**GOAL OF THE EXERCISE:**
Extract every line where the string "hemlänet" appears.

-- START SUPPLIED MATERIAL --

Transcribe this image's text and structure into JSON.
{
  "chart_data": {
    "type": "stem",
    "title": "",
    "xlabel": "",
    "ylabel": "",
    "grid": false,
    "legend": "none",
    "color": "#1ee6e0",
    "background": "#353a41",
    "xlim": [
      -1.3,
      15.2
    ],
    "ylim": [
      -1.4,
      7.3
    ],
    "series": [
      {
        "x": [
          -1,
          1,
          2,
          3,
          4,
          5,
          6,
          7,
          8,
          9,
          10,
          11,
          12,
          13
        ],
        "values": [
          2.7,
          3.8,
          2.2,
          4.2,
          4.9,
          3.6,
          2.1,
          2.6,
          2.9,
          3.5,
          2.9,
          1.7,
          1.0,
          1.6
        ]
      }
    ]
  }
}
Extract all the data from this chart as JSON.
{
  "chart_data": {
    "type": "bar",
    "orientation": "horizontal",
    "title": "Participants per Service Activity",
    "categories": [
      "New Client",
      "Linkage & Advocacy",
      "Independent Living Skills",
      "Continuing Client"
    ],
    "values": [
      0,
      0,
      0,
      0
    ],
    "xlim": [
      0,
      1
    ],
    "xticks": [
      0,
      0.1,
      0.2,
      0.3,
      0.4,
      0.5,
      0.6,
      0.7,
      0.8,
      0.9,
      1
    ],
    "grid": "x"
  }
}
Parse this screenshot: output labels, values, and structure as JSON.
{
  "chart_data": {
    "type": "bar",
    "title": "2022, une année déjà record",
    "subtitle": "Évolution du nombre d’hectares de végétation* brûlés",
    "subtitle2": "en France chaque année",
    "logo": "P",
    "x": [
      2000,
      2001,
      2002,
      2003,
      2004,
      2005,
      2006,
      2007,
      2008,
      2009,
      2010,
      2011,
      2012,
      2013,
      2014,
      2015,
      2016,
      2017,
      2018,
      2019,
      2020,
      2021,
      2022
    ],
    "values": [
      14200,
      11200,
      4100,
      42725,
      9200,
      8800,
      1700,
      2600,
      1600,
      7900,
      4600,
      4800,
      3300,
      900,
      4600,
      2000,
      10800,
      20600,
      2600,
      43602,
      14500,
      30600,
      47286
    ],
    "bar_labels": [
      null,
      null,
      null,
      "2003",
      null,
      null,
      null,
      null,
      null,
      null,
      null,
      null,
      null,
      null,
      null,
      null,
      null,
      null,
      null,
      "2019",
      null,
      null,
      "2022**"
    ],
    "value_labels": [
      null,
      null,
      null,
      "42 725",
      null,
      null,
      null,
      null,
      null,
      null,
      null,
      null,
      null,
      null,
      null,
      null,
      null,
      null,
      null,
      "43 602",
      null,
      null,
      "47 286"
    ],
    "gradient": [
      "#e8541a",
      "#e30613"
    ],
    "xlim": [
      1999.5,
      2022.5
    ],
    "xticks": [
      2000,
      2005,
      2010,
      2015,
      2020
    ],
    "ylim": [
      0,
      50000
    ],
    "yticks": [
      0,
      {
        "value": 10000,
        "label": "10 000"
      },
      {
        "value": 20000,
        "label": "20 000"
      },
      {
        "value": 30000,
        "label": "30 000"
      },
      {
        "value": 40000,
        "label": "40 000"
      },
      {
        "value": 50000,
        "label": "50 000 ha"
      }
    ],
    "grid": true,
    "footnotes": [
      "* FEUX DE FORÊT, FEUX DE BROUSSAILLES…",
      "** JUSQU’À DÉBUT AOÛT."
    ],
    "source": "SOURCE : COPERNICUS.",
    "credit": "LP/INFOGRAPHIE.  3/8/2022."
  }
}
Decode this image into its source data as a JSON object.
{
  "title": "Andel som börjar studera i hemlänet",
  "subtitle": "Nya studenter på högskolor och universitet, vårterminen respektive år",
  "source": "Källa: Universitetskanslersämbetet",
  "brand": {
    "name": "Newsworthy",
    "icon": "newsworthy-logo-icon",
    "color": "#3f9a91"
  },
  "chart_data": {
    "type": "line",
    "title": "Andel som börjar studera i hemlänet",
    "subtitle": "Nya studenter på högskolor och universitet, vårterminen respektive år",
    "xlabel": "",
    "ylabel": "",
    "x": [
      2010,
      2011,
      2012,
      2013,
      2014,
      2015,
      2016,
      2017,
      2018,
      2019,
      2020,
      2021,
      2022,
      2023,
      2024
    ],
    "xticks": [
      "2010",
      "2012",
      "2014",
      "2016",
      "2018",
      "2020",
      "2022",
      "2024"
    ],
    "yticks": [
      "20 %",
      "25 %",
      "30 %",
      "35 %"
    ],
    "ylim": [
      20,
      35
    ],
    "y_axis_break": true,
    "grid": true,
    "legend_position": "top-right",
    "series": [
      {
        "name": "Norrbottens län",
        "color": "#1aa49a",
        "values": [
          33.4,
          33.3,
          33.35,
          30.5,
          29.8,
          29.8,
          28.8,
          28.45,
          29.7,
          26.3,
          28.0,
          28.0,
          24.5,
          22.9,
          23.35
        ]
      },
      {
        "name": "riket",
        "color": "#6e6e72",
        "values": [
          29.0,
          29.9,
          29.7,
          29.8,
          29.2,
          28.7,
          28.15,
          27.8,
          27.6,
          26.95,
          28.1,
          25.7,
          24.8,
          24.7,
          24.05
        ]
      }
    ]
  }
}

-- END SUPPLIED MATERIAL --

**SOLUTION FOR THIS PROBLEM:**
  "title": "Andel som börjar studera i hemlänet",
    "title": "Andel som börjar studera i hemlänet",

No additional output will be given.